Dataset rows

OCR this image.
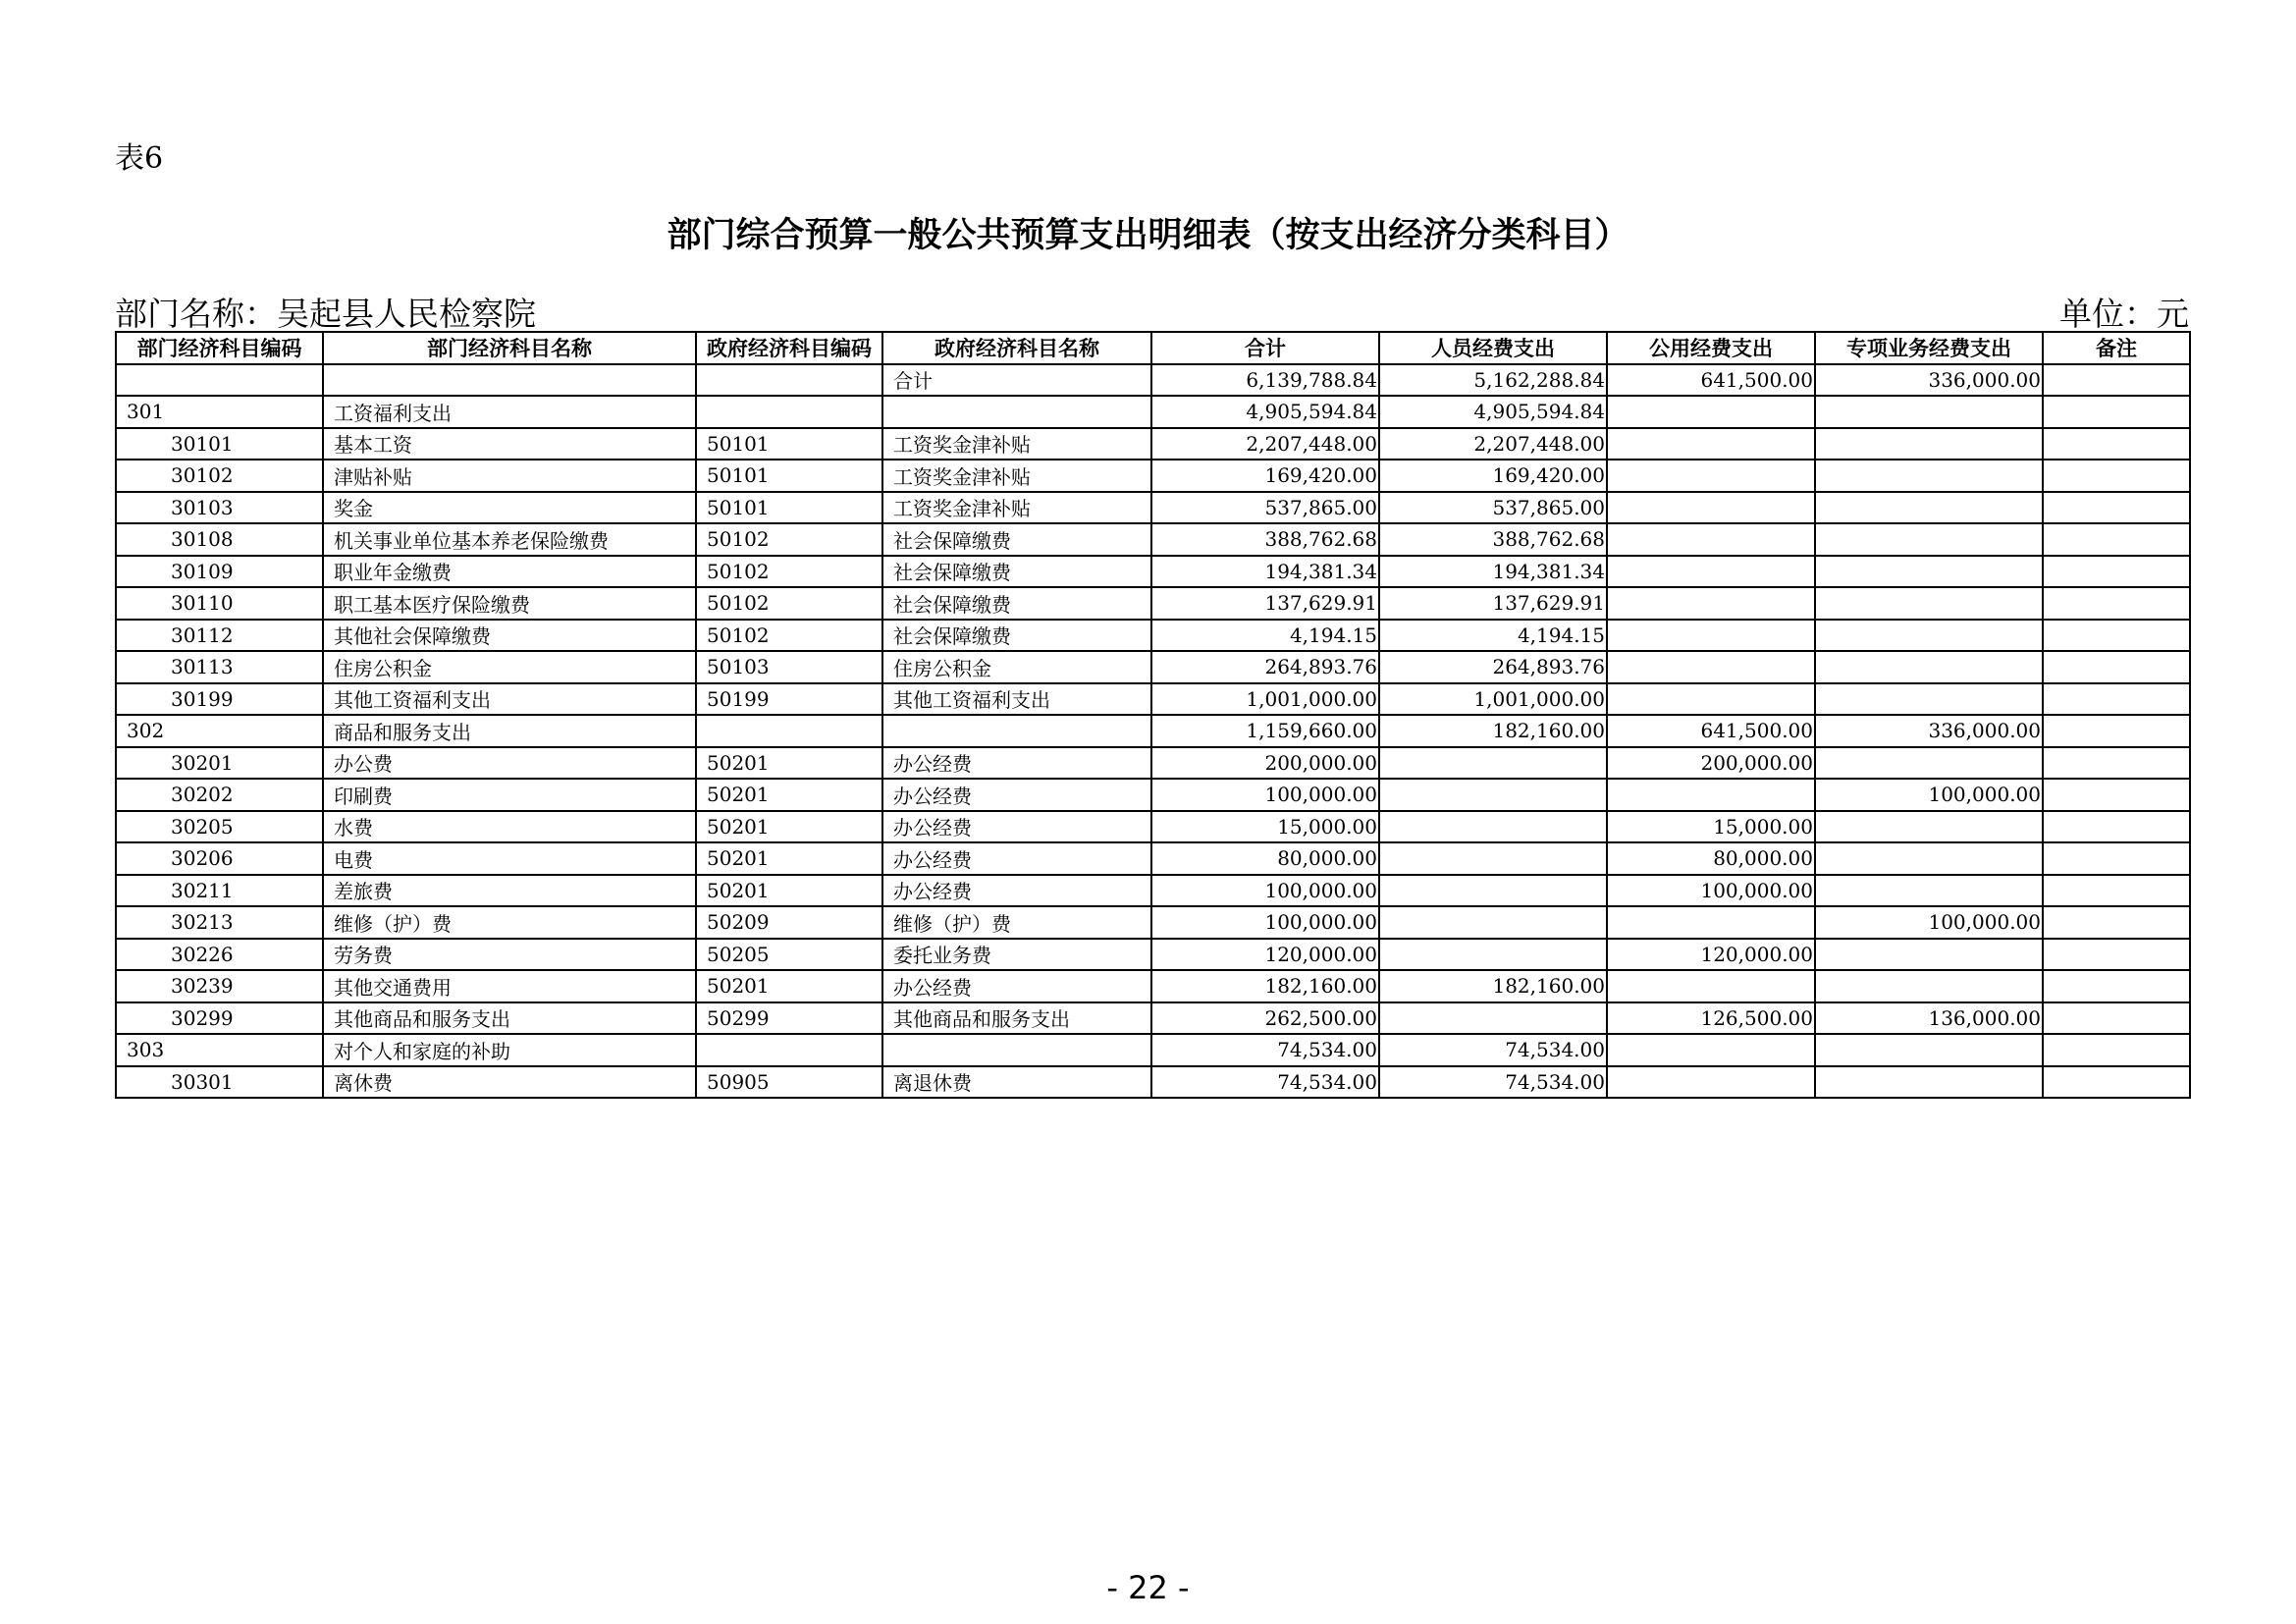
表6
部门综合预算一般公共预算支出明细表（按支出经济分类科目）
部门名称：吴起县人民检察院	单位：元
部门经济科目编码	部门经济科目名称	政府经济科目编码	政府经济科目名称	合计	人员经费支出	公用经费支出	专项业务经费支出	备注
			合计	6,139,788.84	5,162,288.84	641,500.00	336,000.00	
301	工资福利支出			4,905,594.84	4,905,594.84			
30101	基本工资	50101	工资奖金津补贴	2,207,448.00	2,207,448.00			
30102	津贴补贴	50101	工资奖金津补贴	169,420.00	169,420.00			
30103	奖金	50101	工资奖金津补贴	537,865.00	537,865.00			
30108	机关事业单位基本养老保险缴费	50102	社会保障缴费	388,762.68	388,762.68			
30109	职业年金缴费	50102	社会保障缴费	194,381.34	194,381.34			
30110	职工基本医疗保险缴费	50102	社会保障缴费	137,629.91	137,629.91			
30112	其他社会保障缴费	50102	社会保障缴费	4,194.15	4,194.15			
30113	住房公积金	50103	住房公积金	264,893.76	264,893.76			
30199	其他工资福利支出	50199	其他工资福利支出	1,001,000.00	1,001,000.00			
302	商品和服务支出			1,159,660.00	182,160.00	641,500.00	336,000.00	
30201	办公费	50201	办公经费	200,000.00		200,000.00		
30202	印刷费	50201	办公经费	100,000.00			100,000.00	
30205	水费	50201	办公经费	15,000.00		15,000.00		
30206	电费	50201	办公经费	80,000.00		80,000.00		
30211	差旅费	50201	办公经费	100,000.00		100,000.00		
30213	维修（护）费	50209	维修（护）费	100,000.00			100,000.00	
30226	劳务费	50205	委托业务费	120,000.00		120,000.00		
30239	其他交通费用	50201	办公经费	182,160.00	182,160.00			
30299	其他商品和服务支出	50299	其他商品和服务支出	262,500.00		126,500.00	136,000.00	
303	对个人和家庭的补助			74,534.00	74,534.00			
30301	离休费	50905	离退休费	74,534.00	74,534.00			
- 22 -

Short task: Output, exactly, all the records above; include no pictures.

Result:
OCR this image.
表6
部门综合预算一般公共预算支出明细表（按支出经济分类科目）
部门名称：吴起县人民检察院	单位：元
部门经济科目编码	部门经济科目名称	政府经济科目编码	政府经济科目名称	合计	人员经费支出	公用经费支出	专项业务经费支出	备注
			合计	6,139,788.84	5,162,288.84	641,500.00	336,000.00	
301	工资福利支出			4,905,594.84	4,905,594.84			
30101	基本工资	50101	工资奖金津补贴	2,207,448.00	2,207,448.00			
30102	津贴补贴	50101	工资奖金津补贴	169,420.00	169,420.00			
30103	奖金	50101	工资奖金津补贴	537,865.00	537,865.00			
30108	机关事业单位基本养老保险缴费	50102	社会保障缴费	388,762.68	388,762.68			
30109	职业年金缴费	50102	社会保障缴费	194,381.34	194,381.34			
30110	职工基本医疗保险缴费	50102	社会保障缴费	137,629.91	137,629.91			
30112	其他社会保障缴费	50102	社会保障缴费	4,194.15	4,194.15			
30113	住房公积金	50103	住房公积金	264,893.76	264,893.76			
30199	其他工资福利支出	50199	其他工资福利支出	1,001,000.00	1,001,000.00			
302	商品和服务支出			1,159,660.00	182,160.00	641,500.00	336,000.00	
30201	办公费	50201	办公经费	200,000.00		200,000.00		
30202	印刷费	50201	办公经费	100,000.00			100,000.00	
30205	水费	50201	办公经费	15,000.00		15,000.00		
30206	电费	50201	办公经费	80,000.00		80,000.00		
30211	差旅费	50201	办公经费	100,000.00		100,000.00		
30213	维修（护）费	50209	维修（护）费	100,000.00			100,000.00	
30226	劳务费	50205	委托业务费	120,000.00		120,000.00		
30239	其他交通费用	50201	办公经费	182,160.00	182,160.00			
30299	其他商品和服务支出	50299	其他商品和服务支出	262,500.00		126,500.00	136,000.00	
303	对个人和家庭的补助			74,534.00	74,534.00			
30301	离休费	50905	离退休费	74,534.00	74,534.00			
- 22 -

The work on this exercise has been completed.